> _WHAT THE TASK REQUIRES_: Copy every line that contains the string "plate" from the entries below.

> _SUPPLIED DATA_:
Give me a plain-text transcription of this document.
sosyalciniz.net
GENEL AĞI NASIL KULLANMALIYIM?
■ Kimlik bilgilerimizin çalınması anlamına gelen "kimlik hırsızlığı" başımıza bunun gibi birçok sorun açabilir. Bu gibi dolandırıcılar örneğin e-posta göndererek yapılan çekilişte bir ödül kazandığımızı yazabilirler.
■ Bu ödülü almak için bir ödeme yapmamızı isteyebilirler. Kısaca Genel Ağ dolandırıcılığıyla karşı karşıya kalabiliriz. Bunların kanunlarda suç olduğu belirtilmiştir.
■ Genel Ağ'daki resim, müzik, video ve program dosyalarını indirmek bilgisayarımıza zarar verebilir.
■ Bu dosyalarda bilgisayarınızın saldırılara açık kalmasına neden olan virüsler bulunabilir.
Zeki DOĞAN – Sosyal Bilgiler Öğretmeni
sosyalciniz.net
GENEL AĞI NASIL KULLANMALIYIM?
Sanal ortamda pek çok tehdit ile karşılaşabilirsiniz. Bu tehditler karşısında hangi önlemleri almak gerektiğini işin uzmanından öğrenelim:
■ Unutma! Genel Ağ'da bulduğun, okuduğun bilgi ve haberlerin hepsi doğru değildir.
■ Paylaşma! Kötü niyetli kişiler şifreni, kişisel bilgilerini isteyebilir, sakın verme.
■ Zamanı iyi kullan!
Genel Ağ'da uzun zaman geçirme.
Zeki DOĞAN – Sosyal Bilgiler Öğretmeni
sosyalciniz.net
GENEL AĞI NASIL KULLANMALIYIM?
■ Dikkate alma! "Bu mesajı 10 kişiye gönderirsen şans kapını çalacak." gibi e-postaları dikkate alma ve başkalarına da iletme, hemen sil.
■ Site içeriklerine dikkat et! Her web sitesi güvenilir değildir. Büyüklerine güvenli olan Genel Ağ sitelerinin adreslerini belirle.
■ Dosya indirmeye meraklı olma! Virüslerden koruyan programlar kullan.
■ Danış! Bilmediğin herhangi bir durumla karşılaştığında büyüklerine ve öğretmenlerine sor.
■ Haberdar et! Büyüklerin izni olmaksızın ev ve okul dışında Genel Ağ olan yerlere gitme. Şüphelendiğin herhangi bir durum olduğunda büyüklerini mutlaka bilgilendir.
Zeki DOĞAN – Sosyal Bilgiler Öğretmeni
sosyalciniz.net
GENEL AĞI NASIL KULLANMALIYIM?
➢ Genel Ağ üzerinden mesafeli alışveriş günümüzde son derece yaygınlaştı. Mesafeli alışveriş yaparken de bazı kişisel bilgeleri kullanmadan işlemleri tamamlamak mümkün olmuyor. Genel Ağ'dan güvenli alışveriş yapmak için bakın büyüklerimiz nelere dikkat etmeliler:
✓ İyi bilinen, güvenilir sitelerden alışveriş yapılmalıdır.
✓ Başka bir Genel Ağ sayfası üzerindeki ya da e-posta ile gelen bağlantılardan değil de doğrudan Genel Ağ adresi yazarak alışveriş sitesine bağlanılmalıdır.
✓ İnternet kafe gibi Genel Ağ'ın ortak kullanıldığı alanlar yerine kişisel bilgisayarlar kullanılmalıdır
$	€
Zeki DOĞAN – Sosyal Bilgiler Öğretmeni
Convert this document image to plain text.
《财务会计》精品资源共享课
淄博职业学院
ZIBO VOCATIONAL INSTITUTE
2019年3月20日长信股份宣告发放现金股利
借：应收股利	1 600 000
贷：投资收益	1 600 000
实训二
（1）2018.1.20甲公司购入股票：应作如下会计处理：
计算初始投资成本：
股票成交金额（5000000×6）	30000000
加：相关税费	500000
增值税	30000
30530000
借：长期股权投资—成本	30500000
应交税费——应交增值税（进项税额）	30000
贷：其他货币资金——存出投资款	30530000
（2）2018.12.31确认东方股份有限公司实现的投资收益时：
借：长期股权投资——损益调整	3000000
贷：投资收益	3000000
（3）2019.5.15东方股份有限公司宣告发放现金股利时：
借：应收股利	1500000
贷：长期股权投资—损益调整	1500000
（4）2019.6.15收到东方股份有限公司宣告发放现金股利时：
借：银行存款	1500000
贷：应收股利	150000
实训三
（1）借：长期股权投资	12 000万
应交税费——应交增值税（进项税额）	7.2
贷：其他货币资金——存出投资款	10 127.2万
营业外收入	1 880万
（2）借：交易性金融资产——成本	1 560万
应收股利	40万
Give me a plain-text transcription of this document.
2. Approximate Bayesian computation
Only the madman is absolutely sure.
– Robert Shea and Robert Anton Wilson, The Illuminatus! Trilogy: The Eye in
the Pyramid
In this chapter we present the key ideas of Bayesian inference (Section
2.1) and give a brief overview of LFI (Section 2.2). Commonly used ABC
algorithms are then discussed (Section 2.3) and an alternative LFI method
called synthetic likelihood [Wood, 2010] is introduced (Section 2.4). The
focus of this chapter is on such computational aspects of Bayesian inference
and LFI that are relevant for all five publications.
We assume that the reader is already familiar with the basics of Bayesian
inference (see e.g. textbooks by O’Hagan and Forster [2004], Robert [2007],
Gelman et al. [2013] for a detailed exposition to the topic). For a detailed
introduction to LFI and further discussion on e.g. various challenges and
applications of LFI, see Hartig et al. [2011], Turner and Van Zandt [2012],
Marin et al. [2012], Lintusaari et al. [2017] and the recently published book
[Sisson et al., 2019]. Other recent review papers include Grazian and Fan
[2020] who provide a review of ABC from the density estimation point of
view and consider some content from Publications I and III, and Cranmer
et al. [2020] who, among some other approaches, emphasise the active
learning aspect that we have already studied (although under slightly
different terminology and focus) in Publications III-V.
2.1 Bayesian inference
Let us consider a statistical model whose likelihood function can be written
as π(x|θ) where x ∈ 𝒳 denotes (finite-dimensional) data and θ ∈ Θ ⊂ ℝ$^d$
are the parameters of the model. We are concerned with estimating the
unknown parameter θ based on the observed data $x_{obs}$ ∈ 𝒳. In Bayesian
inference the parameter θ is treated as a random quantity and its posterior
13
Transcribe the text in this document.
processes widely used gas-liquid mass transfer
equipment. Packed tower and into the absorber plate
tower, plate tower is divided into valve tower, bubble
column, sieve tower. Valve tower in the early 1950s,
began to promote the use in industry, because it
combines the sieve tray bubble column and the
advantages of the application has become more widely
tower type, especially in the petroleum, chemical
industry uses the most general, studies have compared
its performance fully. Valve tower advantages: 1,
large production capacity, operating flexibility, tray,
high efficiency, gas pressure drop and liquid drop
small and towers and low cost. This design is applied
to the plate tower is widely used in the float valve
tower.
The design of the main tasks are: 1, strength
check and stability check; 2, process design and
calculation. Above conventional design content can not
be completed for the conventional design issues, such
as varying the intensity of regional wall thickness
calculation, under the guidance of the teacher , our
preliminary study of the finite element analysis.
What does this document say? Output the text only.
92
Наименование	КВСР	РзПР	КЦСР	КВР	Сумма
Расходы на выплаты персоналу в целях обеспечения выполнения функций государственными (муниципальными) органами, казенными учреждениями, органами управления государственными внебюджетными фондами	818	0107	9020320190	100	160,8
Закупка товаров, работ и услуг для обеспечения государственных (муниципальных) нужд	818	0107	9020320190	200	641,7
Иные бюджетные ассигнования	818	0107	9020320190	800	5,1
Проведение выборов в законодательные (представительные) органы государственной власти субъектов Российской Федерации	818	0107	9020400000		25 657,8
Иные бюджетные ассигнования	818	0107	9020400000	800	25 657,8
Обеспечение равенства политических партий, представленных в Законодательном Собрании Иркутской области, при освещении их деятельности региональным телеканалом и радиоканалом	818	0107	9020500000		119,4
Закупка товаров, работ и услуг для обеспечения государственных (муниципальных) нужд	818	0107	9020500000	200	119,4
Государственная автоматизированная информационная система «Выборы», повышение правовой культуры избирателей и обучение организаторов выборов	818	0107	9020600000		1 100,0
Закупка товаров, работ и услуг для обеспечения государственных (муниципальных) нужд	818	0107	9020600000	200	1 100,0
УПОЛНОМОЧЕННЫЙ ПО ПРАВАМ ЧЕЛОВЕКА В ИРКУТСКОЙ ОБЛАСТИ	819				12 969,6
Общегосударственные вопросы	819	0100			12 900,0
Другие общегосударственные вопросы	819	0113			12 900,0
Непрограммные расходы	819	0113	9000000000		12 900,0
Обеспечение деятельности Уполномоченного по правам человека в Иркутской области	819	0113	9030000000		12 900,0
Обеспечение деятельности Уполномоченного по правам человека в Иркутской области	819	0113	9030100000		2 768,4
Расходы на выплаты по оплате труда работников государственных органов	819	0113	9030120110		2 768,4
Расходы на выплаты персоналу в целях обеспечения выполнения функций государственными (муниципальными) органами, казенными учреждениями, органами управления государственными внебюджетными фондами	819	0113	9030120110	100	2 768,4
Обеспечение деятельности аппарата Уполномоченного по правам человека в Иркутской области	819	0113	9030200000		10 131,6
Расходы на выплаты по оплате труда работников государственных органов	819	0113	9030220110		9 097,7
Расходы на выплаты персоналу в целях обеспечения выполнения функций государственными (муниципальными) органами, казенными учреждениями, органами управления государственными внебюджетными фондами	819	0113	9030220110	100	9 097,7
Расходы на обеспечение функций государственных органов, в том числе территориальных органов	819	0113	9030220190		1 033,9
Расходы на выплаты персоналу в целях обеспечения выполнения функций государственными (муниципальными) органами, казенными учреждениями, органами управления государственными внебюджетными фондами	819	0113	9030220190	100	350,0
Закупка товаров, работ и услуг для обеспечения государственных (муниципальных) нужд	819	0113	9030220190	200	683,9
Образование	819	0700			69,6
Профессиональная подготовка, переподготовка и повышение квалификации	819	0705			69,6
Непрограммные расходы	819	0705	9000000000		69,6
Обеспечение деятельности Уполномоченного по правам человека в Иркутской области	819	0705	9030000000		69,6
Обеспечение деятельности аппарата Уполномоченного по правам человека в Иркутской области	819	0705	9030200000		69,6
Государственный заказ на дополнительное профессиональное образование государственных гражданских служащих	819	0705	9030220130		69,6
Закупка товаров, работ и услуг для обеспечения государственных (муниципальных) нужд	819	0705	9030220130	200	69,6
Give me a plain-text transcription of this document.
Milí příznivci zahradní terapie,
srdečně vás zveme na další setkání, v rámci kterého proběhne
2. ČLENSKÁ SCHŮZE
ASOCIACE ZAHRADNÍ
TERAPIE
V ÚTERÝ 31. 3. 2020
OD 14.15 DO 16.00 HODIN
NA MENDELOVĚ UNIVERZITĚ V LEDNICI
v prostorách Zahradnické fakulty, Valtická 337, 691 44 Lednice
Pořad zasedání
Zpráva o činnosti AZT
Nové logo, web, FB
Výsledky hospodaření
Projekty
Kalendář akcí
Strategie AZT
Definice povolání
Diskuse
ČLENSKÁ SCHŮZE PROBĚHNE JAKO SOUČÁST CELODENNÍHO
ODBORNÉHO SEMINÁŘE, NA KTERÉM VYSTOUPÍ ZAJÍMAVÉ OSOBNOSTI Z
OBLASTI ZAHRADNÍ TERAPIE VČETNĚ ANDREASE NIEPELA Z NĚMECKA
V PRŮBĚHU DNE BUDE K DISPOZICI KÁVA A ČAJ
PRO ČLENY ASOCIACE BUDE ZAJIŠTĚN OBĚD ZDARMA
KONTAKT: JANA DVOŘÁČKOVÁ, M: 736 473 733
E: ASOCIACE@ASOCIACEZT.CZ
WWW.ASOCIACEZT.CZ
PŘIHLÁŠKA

> _FINAL ANSWER_:
equipment. Packed tower and into the absorber plate
tower, plate tower is divided into valve tower, bubble
to the plate tower is widely used in the float valve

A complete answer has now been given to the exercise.